:: EXTRACTED MATERIAL ::

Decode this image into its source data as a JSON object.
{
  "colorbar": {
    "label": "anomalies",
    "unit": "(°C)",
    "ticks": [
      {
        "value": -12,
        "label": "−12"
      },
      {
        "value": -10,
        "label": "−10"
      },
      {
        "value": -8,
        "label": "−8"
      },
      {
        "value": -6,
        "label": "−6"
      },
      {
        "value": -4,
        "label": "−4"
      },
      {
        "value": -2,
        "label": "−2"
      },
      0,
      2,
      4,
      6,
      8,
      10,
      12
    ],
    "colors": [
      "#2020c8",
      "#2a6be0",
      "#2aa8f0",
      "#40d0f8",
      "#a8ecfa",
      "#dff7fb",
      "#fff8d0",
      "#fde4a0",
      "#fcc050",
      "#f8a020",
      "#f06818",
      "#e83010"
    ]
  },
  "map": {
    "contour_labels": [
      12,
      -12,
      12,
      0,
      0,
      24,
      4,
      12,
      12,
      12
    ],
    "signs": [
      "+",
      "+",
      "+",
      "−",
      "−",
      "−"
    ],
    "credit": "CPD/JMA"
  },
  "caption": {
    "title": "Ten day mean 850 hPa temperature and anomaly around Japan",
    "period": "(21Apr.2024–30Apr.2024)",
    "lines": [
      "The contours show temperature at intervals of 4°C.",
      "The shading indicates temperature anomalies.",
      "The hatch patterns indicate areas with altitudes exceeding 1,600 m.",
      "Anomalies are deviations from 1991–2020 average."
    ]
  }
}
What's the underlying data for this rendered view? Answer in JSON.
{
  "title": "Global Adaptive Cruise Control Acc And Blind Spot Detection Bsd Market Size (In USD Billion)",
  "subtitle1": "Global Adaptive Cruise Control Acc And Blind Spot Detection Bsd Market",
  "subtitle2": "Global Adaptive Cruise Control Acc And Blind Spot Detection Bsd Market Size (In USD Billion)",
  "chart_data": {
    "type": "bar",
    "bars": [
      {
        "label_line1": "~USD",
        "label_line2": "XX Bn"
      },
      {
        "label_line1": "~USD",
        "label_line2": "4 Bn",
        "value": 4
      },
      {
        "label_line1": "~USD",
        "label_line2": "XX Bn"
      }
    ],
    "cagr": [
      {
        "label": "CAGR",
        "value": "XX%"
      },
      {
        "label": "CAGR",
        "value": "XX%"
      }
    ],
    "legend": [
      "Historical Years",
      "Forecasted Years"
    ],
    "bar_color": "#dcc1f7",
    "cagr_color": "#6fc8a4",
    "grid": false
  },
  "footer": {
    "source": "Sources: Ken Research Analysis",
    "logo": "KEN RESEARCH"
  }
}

:::

Copy every line in the entries above that has the string "Detection" in it.

  "title": "Global Adaptive Cruise Control Acc And Blind Spot Detection Bsd Market Size (In USD Billion)",
  "subtitle1": "Global Adaptive Cruise Control Acc And Blind Spot Detection Bsd Market",
  "subtitle2": "Global Adaptive Cruise Control Acc And Blind Spot Detection Bsd Market Size (In USD Billion)",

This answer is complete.